Extracted data:
......

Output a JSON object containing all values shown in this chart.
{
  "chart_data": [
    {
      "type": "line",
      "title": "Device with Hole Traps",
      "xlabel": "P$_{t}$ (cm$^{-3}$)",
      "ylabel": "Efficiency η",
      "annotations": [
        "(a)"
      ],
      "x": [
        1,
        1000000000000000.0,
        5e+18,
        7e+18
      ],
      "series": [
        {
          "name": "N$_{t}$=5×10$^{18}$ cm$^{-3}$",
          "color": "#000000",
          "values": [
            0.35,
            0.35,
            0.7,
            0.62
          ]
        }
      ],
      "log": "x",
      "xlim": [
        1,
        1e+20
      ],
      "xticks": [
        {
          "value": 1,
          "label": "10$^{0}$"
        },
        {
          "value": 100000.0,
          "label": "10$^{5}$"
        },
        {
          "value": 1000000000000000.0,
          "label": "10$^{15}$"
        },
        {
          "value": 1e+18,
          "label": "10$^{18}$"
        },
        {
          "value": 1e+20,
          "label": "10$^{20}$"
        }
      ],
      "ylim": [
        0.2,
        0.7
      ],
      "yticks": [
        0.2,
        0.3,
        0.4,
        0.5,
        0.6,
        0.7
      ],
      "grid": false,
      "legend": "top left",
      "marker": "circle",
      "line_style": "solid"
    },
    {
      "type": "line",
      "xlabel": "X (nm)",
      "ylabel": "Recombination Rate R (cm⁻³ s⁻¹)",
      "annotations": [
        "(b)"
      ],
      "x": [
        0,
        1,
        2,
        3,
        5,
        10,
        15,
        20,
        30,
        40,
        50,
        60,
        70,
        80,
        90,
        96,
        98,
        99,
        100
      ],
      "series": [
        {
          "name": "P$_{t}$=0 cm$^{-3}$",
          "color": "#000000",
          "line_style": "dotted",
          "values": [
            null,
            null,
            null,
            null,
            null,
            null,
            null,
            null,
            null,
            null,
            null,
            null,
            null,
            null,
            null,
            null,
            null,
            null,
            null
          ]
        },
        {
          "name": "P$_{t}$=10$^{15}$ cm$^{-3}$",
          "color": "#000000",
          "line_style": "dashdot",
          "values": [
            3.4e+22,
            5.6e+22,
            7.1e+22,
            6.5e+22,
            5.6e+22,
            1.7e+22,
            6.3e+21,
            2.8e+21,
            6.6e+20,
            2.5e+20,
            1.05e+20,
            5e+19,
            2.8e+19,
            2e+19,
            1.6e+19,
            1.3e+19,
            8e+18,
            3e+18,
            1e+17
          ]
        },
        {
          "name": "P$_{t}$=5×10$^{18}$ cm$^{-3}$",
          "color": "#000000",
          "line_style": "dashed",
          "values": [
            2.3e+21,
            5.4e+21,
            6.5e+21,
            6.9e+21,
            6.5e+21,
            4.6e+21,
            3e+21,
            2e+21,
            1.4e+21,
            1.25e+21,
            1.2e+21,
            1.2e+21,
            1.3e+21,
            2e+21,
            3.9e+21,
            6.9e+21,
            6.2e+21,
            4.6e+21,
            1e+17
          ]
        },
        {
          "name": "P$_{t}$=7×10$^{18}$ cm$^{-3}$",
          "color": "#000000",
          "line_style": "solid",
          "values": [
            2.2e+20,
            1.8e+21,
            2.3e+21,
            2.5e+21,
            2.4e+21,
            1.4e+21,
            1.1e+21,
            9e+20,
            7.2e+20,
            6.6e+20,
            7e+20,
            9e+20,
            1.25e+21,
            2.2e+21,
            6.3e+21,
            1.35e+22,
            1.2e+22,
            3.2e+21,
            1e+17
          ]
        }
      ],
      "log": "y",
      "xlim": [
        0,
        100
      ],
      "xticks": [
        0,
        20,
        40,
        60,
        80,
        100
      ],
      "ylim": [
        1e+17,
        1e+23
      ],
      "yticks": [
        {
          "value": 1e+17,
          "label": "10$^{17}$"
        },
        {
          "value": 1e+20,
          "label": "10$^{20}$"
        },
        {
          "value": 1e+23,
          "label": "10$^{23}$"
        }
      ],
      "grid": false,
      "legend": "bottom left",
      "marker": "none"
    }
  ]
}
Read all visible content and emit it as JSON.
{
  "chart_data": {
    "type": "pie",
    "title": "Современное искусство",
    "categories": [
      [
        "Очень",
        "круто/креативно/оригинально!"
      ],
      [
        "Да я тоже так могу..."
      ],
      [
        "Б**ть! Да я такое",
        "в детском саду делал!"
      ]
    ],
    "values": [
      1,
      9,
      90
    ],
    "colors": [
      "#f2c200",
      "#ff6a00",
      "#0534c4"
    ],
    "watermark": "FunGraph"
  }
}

......

Short exercise:
Starting at the line that contains "Read all visible content and emit it as JSON.", quote each remaining line of the entries above, unchanged.

Result of this exercise:
Read all visible content and emit it as JSON.
{
  "chart_data": {
    "type": "pie",
    "title": "Современное искусство",
    "categories": [
      [
        "Очень",
        "круто/креативно/оригинально!"
      ],
      [
        "Да я тоже так могу..."
      ],
      [
        "Б**ть! Да я такое",
        "в детском саду делал!"
      ]
    ],
    "values": [
      1,
      9,
      90
    ],
    "colors": [
      "#f2c200",
      "#ff6a00",
      "#0534c4"
    ],
    "watermark": "FunGraph"
  }
}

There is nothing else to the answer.